Given problem: Without including any pictures, copy each entry below exactly.

Task material:
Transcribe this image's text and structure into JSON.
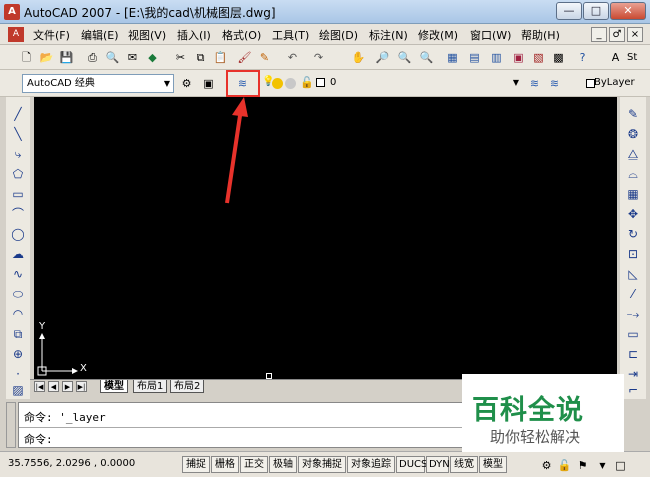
{
  "window": {
    "title": "AutoCAD 2007 - [E:\\我的cad\\机械图层.dwg]",
    "minimize": "—",
    "maximize": "□",
    "close": "✕"
  },
  "menu": {
    "items": [
      "文件(F)",
      "编辑(E)",
      "视图(V)",
      "插入(I)",
      "格式(O)",
      "工具(T)",
      "绘图(D)",
      "标注(N)",
      "修改(M)",
      "窗口(W)",
      "帮助(H)"
    ],
    "mdi": [
      "_",
      "♂",
      "×"
    ]
  },
  "toolbar2": {
    "workspace": "AutoCAD 经典",
    "layer_value": "0",
    "color_control": "ByLayer",
    "style_label": "St"
  },
  "layout": {
    "tabs": [
      "模型",
      "布局1",
      "布局2"
    ]
  },
  "axes": {
    "y": "Y",
    "x": "X"
  },
  "command": {
    "line1": "命令: '_layer",
    "line2": "命令:"
  },
  "status": {
    "coords": "35.7556, 2.0296 , 0.0000",
    "buttons": [
      "捕捉",
      "栅格",
      "正交",
      "极轴",
      "对象捕捉",
      "对象追踪",
      "DUCS",
      "DYN",
      "线宽",
      "模型"
    ]
  },
  "watermark": {
    "title": "百科全说",
    "subtitle": "助你轻松解决"
  },
  "colors": {
    "canvas": "#000000",
    "highlight": "#e8322b",
    "watermark_green": "#1f8f4a"
  }
}
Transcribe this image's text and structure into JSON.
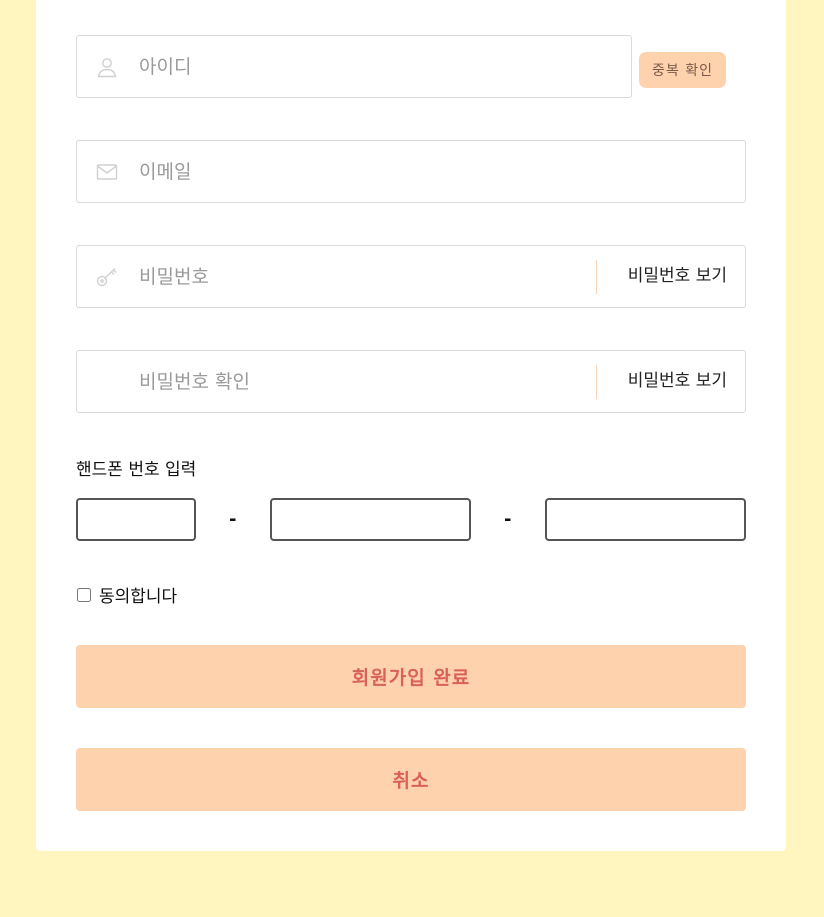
{
  "form": {
    "id_field": {
      "placeholder": "아이디",
      "icon": "user-icon"
    },
    "dup_check_label": "중복 확인",
    "email_field": {
      "placeholder": "이메일",
      "icon": "mail-icon"
    },
    "password_field": {
      "placeholder": "비밀번호",
      "icon": "key-icon",
      "show_label": "비밀번호 보기"
    },
    "password_confirm_field": {
      "placeholder": "비밀번호 확인",
      "show_label": "비밀번호 보기"
    },
    "phone": {
      "label": "핸드폰 번호 입력",
      "separator": "-",
      "part1": "",
      "part2": "",
      "part3": ""
    },
    "agree_label": "동의합니다",
    "agree_checked": false,
    "submit_label": "회원가입 완료",
    "cancel_label": "취소"
  },
  "colors": {
    "page_background": "#fff5bf",
    "card_background": "#ffffff",
    "button_background": "#ffd2ae",
    "button_text": "#d9615a",
    "divider": "#f6d2b6"
  }
}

Task answer:
Transcribe this image's text and structure into JSON.
{
  "window": {
    "title": "AutoCAD 2007 - [E:\\我的cad\\机械图层.dwg]",
    "minimize": "—",
    "maximize": "□",
    "close": "✕"
  },
  "menu": {
    "items": [
      "文件(F)",
      "编辑(E)",
      "视图(V)",
      "插入(I)",
      "格式(O)",
      "工具(T)",
      "绘图(D)",
      "标注(N)",
      "修改(M)",
      "窗口(W)",
      "帮助(H)"
    ],
    "mdi": [
      "_",
      "♂",
      "×"
    ]
  },
  "toolbar2": {
    "workspace": "AutoCAD 经典",
    "layer_value": "0",
    "color_control": "ByLayer",
    "style_label": "St"
  },
  "layout": {
    "tabs": [
      "模型",
      "布局1",
      "布局2"
    ]
  },
  "axes": {
    "y": "Y",
    "x": "X"
  },
  "command": {
    "line1": "命令: '_layer",
    "line2": "命令:"
  },
  "status": {
    "coords": "35.7556, 2.0296 , 0.0000",
    "buttons": [
      "捕捉",
      "栅格",
      "正交",
      "极轴",
      "对象捕捉",
      "对象追踪",
      "DUCS",
      "DYN",
      "线宽",
      "模型"
    ]
  },
  "watermark": {
    "title": "百科全说",
    "subtitle": "助你轻松解决"
  },
  "colors": {
    "canvas": "#000000",
    "highlight": "#e8322b",
    "watermark_green": "#1f8f4a"
  }
}
Transcribe this image's text and structure into JSON.
{
  "form": {
    "id_field": {
      "placeholder": "아이디",
      "icon": "user-icon"
    },
    "dup_check_label": "중복 확인",
    "email_field": {
      "placeholder": "이메일",
      "icon": "mail-icon"
    },
    "password_field": {
      "placeholder": "비밀번호",
      "icon": "key-icon",
      "show_label": "비밀번호 보기"
    },
    "password_confirm_field": {
      "placeholder": "비밀번호 확인",
      "show_label": "비밀번호 보기"
    },
    "phone": {
      "label": "핸드폰 번호 입력",
      "separator": "-",
      "part1": "",
      "part2": "",
      "part3": ""
    },
    "agree_label": "동의합니다",
    "agree_checked": false,
    "submit_label": "회원가입 완료",
    "cancel_label": "취소"
  },
  "colors": {
    "page_background": "#fff5bf",
    "card_background": "#ffffff",
    "button_background": "#ffd2ae",
    "button_text": "#d9615a",
    "divider": "#f6d2b6"
  }
}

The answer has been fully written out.